WHAT IS REQUIRED - Show every line that has the string "документы" in it.

***** ENTRIES SUPPLIED *****

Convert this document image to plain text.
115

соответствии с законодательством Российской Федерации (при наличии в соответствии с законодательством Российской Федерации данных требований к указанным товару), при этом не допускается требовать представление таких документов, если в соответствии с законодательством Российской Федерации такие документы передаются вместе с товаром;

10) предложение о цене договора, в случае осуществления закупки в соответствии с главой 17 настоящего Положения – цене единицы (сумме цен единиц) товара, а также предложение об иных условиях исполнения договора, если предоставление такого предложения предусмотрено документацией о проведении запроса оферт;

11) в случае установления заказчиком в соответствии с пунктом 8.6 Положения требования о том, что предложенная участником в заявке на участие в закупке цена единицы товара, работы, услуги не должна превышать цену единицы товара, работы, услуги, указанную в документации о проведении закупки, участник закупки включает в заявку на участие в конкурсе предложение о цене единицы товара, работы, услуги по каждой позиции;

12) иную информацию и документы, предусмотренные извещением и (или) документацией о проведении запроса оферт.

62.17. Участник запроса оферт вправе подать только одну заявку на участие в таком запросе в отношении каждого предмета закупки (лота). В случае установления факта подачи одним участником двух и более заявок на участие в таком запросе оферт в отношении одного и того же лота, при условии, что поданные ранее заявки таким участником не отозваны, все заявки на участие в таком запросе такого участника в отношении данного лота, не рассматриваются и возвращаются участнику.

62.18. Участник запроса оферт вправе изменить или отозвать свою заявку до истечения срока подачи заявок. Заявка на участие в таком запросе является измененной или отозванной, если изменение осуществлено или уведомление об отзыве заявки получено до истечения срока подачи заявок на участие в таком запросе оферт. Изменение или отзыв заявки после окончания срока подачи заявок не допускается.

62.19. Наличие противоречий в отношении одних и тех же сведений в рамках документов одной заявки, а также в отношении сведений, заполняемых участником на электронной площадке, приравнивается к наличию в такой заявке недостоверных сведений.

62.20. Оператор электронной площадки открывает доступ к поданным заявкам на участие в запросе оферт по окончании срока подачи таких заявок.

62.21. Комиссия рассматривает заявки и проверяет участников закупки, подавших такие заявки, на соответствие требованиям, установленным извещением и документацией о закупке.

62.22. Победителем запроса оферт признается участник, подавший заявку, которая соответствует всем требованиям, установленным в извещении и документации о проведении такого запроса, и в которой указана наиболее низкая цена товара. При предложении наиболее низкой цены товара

*****

THE SOLUTION -
соответствии с законодательством Российской Федерации (при наличии в соответствии с законодательством Российской Федерации данных требований к указанным товару), при этом не допускается требовать представление таких документов, если в соответствии с законодательством Российской Федерации такие документы передаются вместе с товаром;
12) иную информацию и документы, предусмотренные извещением и (или) документацией о проведении запроса оферт.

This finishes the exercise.